--- Begin ---
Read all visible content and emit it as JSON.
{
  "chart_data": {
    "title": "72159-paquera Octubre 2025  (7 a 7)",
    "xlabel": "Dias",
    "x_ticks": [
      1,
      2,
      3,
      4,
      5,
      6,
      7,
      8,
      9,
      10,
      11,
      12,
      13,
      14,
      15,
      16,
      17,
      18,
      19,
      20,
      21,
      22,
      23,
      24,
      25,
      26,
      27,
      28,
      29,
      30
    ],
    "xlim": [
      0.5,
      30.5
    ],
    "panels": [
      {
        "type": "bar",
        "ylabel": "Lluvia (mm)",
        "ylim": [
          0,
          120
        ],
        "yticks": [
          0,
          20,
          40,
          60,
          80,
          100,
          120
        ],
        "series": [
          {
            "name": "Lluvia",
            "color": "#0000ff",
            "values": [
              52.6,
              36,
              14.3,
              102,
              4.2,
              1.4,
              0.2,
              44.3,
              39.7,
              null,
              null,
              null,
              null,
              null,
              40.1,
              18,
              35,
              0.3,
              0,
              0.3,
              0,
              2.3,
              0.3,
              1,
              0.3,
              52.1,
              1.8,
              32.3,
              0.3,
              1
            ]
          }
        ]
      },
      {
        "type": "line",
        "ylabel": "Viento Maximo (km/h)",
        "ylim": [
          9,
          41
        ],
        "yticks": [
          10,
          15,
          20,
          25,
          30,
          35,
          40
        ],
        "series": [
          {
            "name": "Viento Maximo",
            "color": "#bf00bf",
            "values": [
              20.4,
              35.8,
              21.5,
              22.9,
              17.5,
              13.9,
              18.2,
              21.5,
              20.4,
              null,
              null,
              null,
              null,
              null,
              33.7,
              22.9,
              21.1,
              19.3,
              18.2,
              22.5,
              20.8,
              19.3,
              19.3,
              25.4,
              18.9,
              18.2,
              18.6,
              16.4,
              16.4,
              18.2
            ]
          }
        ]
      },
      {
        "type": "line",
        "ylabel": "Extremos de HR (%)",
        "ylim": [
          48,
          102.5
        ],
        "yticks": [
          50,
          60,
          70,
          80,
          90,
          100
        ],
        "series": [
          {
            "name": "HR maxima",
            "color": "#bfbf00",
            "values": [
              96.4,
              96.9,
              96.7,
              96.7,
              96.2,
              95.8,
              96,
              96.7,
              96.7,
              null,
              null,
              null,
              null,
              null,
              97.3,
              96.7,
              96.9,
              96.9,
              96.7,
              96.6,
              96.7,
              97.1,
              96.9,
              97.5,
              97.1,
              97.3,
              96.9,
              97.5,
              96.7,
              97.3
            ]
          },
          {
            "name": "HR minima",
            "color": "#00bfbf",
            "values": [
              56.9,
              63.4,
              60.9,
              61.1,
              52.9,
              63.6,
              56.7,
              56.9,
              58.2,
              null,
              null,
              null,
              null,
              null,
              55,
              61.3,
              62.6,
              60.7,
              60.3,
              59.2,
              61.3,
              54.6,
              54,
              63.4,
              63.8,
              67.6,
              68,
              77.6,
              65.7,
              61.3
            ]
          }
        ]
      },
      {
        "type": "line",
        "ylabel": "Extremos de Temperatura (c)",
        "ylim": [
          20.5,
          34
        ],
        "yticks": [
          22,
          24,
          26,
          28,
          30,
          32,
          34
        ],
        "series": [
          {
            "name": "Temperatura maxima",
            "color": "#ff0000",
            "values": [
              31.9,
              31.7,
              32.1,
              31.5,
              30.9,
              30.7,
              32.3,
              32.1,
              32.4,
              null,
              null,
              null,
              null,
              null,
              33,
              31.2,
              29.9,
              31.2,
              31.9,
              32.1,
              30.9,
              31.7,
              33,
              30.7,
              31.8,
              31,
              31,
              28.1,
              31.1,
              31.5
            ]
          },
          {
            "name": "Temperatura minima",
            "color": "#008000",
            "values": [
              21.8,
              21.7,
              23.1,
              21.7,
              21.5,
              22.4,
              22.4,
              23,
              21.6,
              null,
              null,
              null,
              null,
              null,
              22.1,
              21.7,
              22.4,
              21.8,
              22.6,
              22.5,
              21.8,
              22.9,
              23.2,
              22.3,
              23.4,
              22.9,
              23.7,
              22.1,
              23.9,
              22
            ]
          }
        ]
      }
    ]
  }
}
--- End ---
Please reproduce each line exactly as written.

**RESPONSE TO THIS TASK:**
Read all visible content and emit it as JSON.
{
  "chart_data": {
    "title": "72159-paquera Octubre 2025  (7 a 7)",
    "xlabel": "Dias",
    "x_ticks": [
      1,
      2,
      3,
      4,
      5,
      6,
      7,
      8,
      9,
      10,
      11,
      12,
      13,
      14,
      15,
      16,
      17,
      18,
      19,
      20,
      21,
      22,
      23,
      24,
      25,
      26,
      27,
      28,
      29,
      30
    ],
    "xlim": [
      0.5,
      30.5
    ],
    "panels": [
      {
        "type": "bar",
        "ylabel": "Lluvia (mm)",
        "ylim": [
          0,
          120
        ],
        "yticks": [
          0,
          20,
          40,
          60,
          80,
          100,
          120
        ],
        "series": [
          {
            "name": "Lluvia",
            "color": "#0000ff",
            "values": [
              52.6,
              36,
              14.3,
              102,
              4.2,
              1.4,
              0.2,
              44.3,
              39.7,
              null,
              null,
              null,
              null,
              null,
              40.1,
              18,
              35,
              0.3,
              0,
              0.3,
              0,
              2.3,
              0.3,
              1,
              0.3,
              52.1,
              1.8,
              32.3,
              0.3,
              1
            ]
          }
        ]
      },
      {
        "type": "line",
        "ylabel": "Viento Maximo (km/h)",
        "ylim": [
          9,
          41
        ],
        "yticks": [
          10,
          15,
          20,
          25,
          30,
          35,
          40
        ],
        "series": [
          {
            "name": "Viento Maximo",
            "color": "#bf00bf",
            "values": [
              20.4,
              35.8,
              21.5,
              22.9,
              17.5,
              13.9,
              18.2,
              21.5,
              20.4,
              null,
              null,
              null,
              null,
              null,
              33.7,
              22.9,
              21.1,
              19.3,
              18.2,
              22.5,
              20.8,
              19.3,
              19.3,
              25.4,
              18.9,
              18.2,
              18.6,
              16.4,
              16.4,
              18.2
            ]
          }
        ]
      },
      {
        "type": "line",
        "ylabel": "Extremos de HR (%)",
        "ylim": [
          48,
          102.5
        ],
        "yticks": [
          50,
          60,
          70,
          80,
          90,
          100
        ],
        "series": [
          {
            "name": "HR maxima",
            "color": "#bfbf00",
            "values": [
              96.4,
              96.9,
              96.7,
              96.7,
              96.2,
              95.8,
              96,
              96.7,
              96.7,
              null,
              null,
              null,
              null,
              null,
              97.3,
              96.7,
              96.9,
              96.9,
              96.7,
              96.6,
              96.7,
              97.1,
              96.9,
              97.5,
              97.1,
              97.3,
              96.9,
              97.5,
              96.7,
              97.3
            ]
          },
          {
            "name": "HR minima",
            "color": "#00bfbf",
            "values": [
              56.9,
              63.4,
              60.9,
              61.1,
              52.9,
              63.6,
              56.7,
              56.9,
              58.2,
              null,
              null,
              null,
              null,
              null,
              55,
              61.3,
              62.6,
              60.7,
              60.3,
              59.2,
              61.3,
              54.6,
              54,
              63.4,
              63.8,
              67.6,
              68,
              77.6,
              65.7,
              61.3
            ]
          }
        ]
      },
      {
        "type": "line",
        "ylabel": "Extremos de Temperatura (c)",
        "ylim": [
          20.5,
          34
        ],
        "yticks": [
          22,
          24,
          26,
          28,
          30,
          32,
          34
        ],
        "series": [
          {
            "name": "Temperatura maxima",
            "color": "#ff0000",
            "values": [
              31.9,
              31.7,
              32.1,
              31.5,
              30.9,
              30.7,
              32.3,
              32.1,
              32.4,
              null,
              null,
              null,
              null,
              null,
              33,
              31.2,
              29.9,
              31.2,
              31.9,
              32.1,
              30.9,
              31.7,
              33,
              30.7,
              31.8,
              31,
              31,
              28.1,
              31.1,
              31.5
            ]
          },
          {
            "name": "Temperatura minima",
            "color": "#008000",
            "values": [
              21.8,
              21.7,
              23.1,
              21.7,
              21.5,
              22.4,
              22.4,
              23,
              21.6,
              null,
              null,
              null,
              null,
              null,
              22.1,
              21.7,
              22.4,
              21.8,
              22.6,
              22.5,
              21.8,
              22.9,
              23.2,
              22.3,
              23.4,
              22.9,
              23.7,
              22.1,
              23.9,
              22
            ]
          }
        ]
      }
    ]
  }
}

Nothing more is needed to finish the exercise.